*GOAL*
Identify each row below that contains the word "concentrates", and copy every such row in full.

[Stored rows]
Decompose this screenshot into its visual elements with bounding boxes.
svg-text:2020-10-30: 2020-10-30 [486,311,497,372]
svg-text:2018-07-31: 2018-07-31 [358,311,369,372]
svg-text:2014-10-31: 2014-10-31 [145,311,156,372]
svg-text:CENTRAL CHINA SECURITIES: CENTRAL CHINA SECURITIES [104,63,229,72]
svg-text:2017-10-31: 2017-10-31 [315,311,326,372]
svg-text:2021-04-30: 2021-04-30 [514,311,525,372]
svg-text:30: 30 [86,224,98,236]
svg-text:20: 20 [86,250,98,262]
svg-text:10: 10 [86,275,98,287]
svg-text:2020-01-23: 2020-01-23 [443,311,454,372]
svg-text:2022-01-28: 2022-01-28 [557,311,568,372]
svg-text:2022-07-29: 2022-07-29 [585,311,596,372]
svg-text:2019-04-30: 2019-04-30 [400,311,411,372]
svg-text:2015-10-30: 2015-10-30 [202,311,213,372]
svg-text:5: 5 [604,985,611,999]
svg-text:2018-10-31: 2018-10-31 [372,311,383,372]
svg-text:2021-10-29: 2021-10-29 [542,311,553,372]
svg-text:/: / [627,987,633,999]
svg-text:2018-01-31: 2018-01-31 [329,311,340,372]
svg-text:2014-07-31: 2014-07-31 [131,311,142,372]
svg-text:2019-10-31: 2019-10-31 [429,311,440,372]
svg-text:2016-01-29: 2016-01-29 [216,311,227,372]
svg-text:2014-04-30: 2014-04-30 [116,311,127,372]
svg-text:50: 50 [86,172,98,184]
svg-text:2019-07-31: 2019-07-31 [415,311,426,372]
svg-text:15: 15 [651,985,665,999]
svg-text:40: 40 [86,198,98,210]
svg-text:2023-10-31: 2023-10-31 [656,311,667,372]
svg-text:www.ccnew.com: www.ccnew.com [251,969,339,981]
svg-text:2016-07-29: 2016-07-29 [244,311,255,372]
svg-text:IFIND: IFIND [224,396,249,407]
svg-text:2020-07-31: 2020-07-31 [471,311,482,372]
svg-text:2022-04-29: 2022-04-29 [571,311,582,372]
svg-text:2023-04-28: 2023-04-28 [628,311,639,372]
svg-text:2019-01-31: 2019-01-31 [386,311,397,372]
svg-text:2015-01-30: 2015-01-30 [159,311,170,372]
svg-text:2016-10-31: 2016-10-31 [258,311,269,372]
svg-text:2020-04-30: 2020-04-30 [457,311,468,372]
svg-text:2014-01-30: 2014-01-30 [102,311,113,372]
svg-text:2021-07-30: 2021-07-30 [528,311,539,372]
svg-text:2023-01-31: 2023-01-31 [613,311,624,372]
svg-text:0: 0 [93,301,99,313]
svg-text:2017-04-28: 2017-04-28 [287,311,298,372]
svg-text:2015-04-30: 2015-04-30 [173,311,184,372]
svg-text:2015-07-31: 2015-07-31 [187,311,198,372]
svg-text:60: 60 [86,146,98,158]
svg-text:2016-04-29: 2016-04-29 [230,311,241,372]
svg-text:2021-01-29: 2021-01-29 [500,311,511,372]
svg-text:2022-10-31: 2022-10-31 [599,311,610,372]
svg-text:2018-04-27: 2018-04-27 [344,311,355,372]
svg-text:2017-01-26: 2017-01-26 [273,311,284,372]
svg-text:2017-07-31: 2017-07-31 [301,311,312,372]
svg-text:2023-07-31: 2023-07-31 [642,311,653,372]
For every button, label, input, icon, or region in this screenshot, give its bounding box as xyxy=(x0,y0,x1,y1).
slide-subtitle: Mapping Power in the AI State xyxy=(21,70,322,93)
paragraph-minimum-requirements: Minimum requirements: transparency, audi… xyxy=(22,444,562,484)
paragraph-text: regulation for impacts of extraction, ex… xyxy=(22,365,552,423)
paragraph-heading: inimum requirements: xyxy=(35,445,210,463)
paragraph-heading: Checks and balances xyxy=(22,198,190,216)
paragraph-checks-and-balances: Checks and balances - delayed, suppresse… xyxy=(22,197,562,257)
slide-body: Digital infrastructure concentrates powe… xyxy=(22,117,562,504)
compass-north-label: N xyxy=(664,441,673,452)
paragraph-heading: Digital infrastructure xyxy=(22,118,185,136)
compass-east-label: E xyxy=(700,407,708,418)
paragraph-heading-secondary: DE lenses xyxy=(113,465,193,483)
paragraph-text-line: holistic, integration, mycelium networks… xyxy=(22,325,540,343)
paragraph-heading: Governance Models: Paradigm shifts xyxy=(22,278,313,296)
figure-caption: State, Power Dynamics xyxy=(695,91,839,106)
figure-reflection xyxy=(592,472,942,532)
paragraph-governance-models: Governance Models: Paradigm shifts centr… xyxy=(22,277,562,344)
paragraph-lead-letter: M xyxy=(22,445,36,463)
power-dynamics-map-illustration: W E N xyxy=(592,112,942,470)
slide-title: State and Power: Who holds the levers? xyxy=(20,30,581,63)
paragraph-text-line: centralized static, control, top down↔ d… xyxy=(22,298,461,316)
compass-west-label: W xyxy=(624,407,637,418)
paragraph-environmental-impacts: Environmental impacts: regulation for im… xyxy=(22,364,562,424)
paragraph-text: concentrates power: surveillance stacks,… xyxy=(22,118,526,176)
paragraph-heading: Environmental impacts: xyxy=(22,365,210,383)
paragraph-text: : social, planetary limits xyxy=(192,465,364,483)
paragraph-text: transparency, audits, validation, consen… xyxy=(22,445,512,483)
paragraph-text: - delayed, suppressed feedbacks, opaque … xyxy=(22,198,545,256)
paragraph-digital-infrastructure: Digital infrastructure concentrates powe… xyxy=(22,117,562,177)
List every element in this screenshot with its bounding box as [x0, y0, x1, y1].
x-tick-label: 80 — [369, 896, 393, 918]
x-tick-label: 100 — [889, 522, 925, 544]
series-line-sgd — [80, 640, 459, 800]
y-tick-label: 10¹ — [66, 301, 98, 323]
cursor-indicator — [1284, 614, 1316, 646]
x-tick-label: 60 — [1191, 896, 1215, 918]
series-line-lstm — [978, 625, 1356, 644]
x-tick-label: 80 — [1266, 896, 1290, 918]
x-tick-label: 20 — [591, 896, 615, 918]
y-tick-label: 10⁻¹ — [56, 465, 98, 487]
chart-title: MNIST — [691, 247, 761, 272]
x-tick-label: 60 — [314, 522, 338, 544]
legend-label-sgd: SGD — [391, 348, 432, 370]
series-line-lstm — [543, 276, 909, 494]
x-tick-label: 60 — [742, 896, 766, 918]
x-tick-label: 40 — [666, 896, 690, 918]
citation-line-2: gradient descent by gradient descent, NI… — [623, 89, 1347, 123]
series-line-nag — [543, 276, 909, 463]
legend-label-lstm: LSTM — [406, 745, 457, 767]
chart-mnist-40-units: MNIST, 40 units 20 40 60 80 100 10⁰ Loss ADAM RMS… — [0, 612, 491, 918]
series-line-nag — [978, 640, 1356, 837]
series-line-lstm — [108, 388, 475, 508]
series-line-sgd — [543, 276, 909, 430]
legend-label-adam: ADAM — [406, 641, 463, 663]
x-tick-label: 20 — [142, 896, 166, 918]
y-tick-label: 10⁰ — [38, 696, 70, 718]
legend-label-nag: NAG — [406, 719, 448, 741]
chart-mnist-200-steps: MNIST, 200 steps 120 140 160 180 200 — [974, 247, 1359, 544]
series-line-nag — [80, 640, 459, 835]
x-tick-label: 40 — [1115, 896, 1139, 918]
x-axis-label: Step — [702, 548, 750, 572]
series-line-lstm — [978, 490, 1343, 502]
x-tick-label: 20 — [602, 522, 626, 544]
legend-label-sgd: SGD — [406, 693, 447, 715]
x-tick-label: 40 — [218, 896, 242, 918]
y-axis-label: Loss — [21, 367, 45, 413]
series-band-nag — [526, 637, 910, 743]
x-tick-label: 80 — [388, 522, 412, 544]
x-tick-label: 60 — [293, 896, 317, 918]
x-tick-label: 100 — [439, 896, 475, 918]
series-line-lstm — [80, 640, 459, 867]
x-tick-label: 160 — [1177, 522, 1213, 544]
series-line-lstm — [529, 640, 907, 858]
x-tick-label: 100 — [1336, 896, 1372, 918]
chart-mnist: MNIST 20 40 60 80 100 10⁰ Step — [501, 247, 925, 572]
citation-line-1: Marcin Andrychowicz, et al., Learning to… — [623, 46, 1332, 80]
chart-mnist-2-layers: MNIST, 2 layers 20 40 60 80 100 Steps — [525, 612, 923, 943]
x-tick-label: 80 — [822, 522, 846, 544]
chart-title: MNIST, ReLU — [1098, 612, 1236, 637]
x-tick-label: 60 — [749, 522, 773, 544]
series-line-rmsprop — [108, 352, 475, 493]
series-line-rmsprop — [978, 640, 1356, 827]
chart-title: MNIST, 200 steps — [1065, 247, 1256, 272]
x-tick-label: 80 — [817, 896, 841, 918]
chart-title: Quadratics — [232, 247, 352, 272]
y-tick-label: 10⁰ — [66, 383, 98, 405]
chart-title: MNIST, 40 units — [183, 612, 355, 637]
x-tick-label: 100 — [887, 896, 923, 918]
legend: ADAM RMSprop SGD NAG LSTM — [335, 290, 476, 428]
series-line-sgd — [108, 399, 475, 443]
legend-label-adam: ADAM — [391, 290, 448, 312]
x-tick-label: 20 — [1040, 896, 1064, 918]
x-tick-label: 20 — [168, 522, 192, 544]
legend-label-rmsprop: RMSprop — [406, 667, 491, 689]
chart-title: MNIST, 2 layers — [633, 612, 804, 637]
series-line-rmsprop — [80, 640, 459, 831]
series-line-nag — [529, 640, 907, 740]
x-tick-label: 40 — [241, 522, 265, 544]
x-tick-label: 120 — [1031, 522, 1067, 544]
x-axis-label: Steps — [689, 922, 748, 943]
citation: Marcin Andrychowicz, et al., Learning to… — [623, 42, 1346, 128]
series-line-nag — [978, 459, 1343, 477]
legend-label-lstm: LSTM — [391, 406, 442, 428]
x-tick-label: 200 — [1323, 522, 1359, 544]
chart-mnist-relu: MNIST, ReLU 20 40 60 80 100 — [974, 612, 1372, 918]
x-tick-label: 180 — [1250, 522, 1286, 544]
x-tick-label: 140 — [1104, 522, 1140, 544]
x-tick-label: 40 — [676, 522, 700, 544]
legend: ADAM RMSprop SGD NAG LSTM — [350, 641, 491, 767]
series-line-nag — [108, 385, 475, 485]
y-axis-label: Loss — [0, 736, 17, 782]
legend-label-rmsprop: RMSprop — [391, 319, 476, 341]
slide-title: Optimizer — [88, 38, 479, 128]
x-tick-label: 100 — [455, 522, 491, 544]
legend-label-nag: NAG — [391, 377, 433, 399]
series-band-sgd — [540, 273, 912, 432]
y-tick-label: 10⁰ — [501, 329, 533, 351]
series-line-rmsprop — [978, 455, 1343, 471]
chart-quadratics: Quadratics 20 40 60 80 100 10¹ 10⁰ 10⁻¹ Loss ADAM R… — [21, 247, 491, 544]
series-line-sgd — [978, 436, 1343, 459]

*RESULT*
slide-body: Digital infrastructure concentrates powe… xyxy=(22,117,562,504)
paragraph-text: concentrates power: surveillance stacks,… xyxy=(22,118,526,176)
paragraph-digital-infrastructure: Digital infrastructure concentrates powe… xyxy=(22,117,562,177)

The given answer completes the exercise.